◆ JOB ◆
Every record must be transcribed in its entirety, apart from the images, which are to be omitted.

:: DATASET CONTENT

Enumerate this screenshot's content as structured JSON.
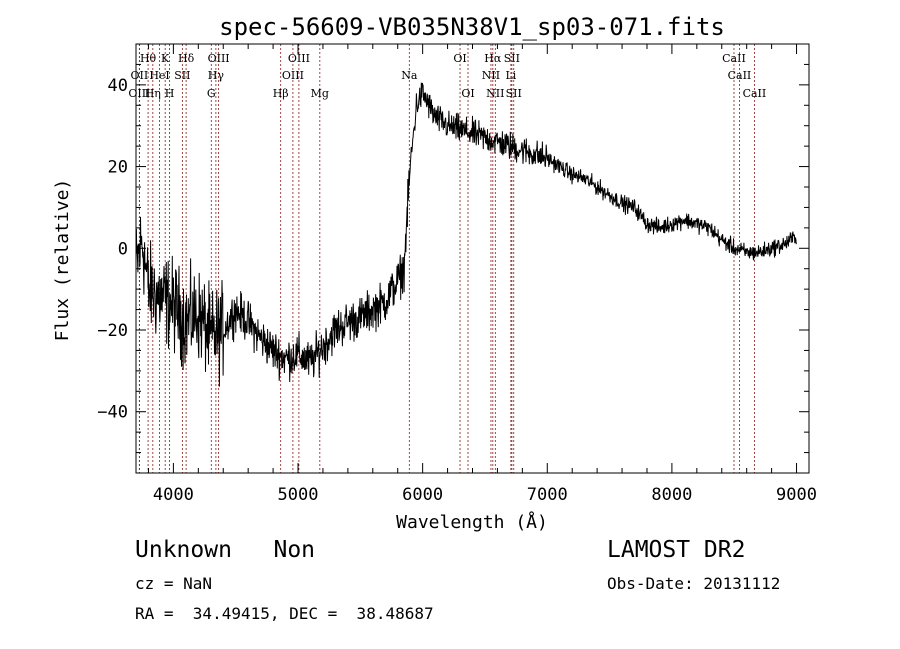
{
  "chart_data": {
    "type": "line",
    "title": "spec-56609-VB035N38V1_sp03-071.fits",
    "xlabel": "Wavelength (Å)",
    "ylabel": "Flux (relative)",
    "xlim": [
      3700,
      9100
    ],
    "ylim": [
      -55,
      50
    ],
    "xticks": [
      4000,
      5000,
      6000,
      7000,
      8000,
      9000
    ],
    "yticks": [
      -40,
      -20,
      0,
      20,
      40
    ],
    "xtick_labels": [
      "4000",
      "5000",
      "6000",
      "7000",
      "8000",
      "9000"
    ],
    "ytick_labels": [
      "−40",
      "−20",
      "0",
      "20",
      "40"
    ],
    "grid": false,
    "line_color": "#000000",
    "marker_color": "#8b1a1a",
    "spectrum_anchors": {
      "x": [
        3700,
        3750,
        3800,
        3900,
        4000,
        4100,
        4200,
        4300,
        4400,
        4500,
        4600,
        4700,
        4800,
        4900,
        5000,
        5100,
        5200,
        5300,
        5400,
        5500,
        5600,
        5700,
        5800,
        5850,
        5900,
        5950,
        6000,
        6100,
        6200,
        6300,
        6400,
        6500,
        6600,
        6700,
        6800,
        6900,
        7000,
        7100,
        7200,
        7300,
        7400,
        7500,
        7600,
        7700,
        7800,
        7900,
        8000,
        8100,
        8200,
        8300,
        8400,
        8500,
        8600,
        8700,
        8800,
        8900,
        9000
      ],
      "y": [
        -5,
        2,
        -10,
        -12,
        -14,
        -18,
        -16,
        -22,
        -20,
        -15,
        -18,
        -22,
        -25,
        -27,
        -26,
        -28,
        -24,
        -20,
        -18,
        -17,
        -15,
        -13,
        -8,
        -5,
        20,
        35,
        38,
        32,
        30,
        29,
        28,
        27,
        26,
        25,
        24,
        23,
        22,
        20,
        18,
        17,
        15,
        13,
        11,
        10,
        6,
        5,
        6,
        7,
        6,
        5,
        2,
        0,
        -1,
        -1,
        0,
        1,
        3
      ]
    },
    "line_markers": [
      {
        "label": "Hθ",
        "x": 3797,
        "row": 0
      },
      {
        "label": "OII",
        "x": 3727,
        "row": 1
      },
      {
        "label": "OIII",
        "x": 3727,
        "row": 2
      },
      {
        "label": "HeI",
        "x": 3889,
        "row": 1
      },
      {
        "label": "Hη",
        "x": 3835,
        "row": 2
      },
      {
        "label": "K",
        "x": 3934,
        "row": 0
      },
      {
        "label": "H",
        "x": 3969,
        "row": 2
      },
      {
        "label": "SII",
        "x": 4072,
        "row": 1
      },
      {
        "label": "Hδ",
        "x": 4102,
        "row": 0
      },
      {
        "label": "OIII",
        "x": 4363,
        "row": 0
      },
      {
        "label": "Hγ",
        "x": 4341,
        "row": 1
      },
      {
        "label": "G",
        "x": 4304,
        "row": 2
      },
      {
        "label": "Hβ",
        "x": 4861,
        "row": 2
      },
      {
        "label": "OIII",
        "x": 4959,
        "row": 1
      },
      {
        "label": "OIII",
        "x": 5007,
        "row": 0
      },
      {
        "label": "Mg",
        "x": 5175,
        "row": 2
      },
      {
        "label": "Na",
        "x": 5893,
        "row": 1
      },
      {
        "label": "OI",
        "x": 6300,
        "row": 0
      },
      {
        "label": "OI",
        "x": 6364,
        "row": 2
      },
      {
        "label": "Hα",
        "x": 6563,
        "row": 0
      },
      {
        "label": "NII",
        "x": 6548,
        "row": 1
      },
      {
        "label": "NII",
        "x": 6583,
        "row": 2
      },
      {
        "label": "SII",
        "x": 6716,
        "row": 0
      },
      {
        "label": "Li",
        "x": 6708,
        "row": 1
      },
      {
        "label": "SII",
        "x": 6731,
        "row": 2
      },
      {
        "label": "CaII",
        "x": 8498,
        "row": 0
      },
      {
        "label": "CaII",
        "x": 8542,
        "row": 1
      },
      {
        "label": "CaII",
        "x": 8662,
        "row": 2
      }
    ]
  },
  "info": {
    "class_text": "Unknown   Non",
    "survey": "LAMOST DR2",
    "cz": "cz = NaN",
    "obs_date": "Obs-Date: 20131112",
    "radec": "RA =  34.49415, DEC =  38.48687"
  }
}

::::

◆ SOLUTION FOR THIS EXERCISE ◆
Enumerate this screenshot's content as structured JSON.
{
  "chart_data": {
    "type": "line",
    "title": "spec-56609-VB035N38V1_sp03-071.fits",
    "xlabel": "Wavelength (Å)",
    "ylabel": "Flux (relative)",
    "xlim": [
      3700,
      9100
    ],
    "ylim": [
      -55,
      50
    ],
    "xticks": [
      4000,
      5000,
      6000,
      7000,
      8000,
      9000
    ],
    "yticks": [
      -40,
      -20,
      0,
      20,
      40
    ],
    "xtick_labels": [
      "4000",
      "5000",
      "6000",
      "7000",
      "8000",
      "9000"
    ],
    "ytick_labels": [
      "−40",
      "−20",
      "0",
      "20",
      "40"
    ],
    "grid": false,
    "line_color": "#000000",
    "marker_color": "#8b1a1a",
    "spectrum_anchors": {
      "x": [
        3700,
        3750,
        3800,
        3900,
        4000,
        4100,
        4200,
        4300,
        4400,
        4500,
        4600,
        4700,
        4800,
        4900,
        5000,
        5100,
        5200,
        5300,
        5400,
        5500,
        5600,
        5700,
        5800,
        5850,
        5900,
        5950,
        6000,
        6100,
        6200,
        6300,
        6400,
        6500,
        6600,
        6700,
        6800,
        6900,
        7000,
        7100,
        7200,
        7300,
        7400,
        7500,
        7600,
        7700,
        7800,
        7900,
        8000,
        8100,
        8200,
        8300,
        8400,
        8500,
        8600,
        8700,
        8800,
        8900,
        9000
      ],
      "y": [
        -5,
        2,
        -10,
        -12,
        -14,
        -18,
        -16,
        -22,
        -20,
        -15,
        -18,
        -22,
        -25,
        -27,
        -26,
        -28,
        -24,
        -20,
        -18,
        -17,
        -15,
        -13,
        -8,
        -5,
        20,
        35,
        38,
        32,
        30,
        29,
        28,
        27,
        26,
        25,
        24,
        23,
        22,
        20,
        18,
        17,
        15,
        13,
        11,
        10,
        6,
        5,
        6,
        7,
        6,
        5,
        2,
        0,
        -1,
        -1,
        0,
        1,
        3
      ]
    },
    "line_markers": [
      {
        "label": "Hθ",
        "x": 3797,
        "row": 0
      },
      {
        "label": "OII",
        "x": 3727,
        "row": 1
      },
      {
        "label": "OIII",
        "x": 3727,
        "row": 2
      },
      {
        "label": "HeI",
        "x": 3889,
        "row": 1
      },
      {
        "label": "Hη",
        "x": 3835,
        "row": 2
      },
      {
        "label": "K",
        "x": 3934,
        "row": 0
      },
      {
        "label": "H",
        "x": 3969,
        "row": 2
      },
      {
        "label": "SII",
        "x": 4072,
        "row": 1
      },
      {
        "label": "Hδ",
        "x": 4102,
        "row": 0
      },
      {
        "label": "OIII",
        "x": 4363,
        "row": 0
      },
      {
        "label": "Hγ",
        "x": 4341,
        "row": 1
      },
      {
        "label": "G",
        "x": 4304,
        "row": 2
      },
      {
        "label": "Hβ",
        "x": 4861,
        "row": 2
      },
      {
        "label": "OIII",
        "x": 4959,
        "row": 1
      },
      {
        "label": "OIII",
        "x": 5007,
        "row": 0
      },
      {
        "label": "Mg",
        "x": 5175,
        "row": 2
      },
      {
        "label": "Na",
        "x": 5893,
        "row": 1
      },
      {
        "label": "OI",
        "x": 6300,
        "row": 0
      },
      {
        "label": "OI",
        "x": 6364,
        "row": 2
      },
      {
        "label": "Hα",
        "x": 6563,
        "row": 0
      },
      {
        "label": "NII",
        "x": 6548,
        "row": 1
      },
      {
        "label": "NII",
        "x": 6583,
        "row": 2
      },
      {
        "label": "SII",
        "x": 6716,
        "row": 0
      },
      {
        "label": "Li",
        "x": 6708,
        "row": 1
      },
      {
        "label": "SII",
        "x": 6731,
        "row": 2
      },
      {
        "label": "CaII",
        "x": 8498,
        "row": 0
      },
      {
        "label": "CaII",
        "x": 8542,
        "row": 1
      },
      {
        "label": "CaII",
        "x": 8662,
        "row": 2
      }
    ]
  },
  "info": {
    "class_text": "Unknown   Non",
    "survey": "LAMOST DR2",
    "cz": "cz = NaN",
    "obs_date": "Obs-Date: 20131112",
    "radec": "RA =  34.49415, DEC =  38.48687"
  }
}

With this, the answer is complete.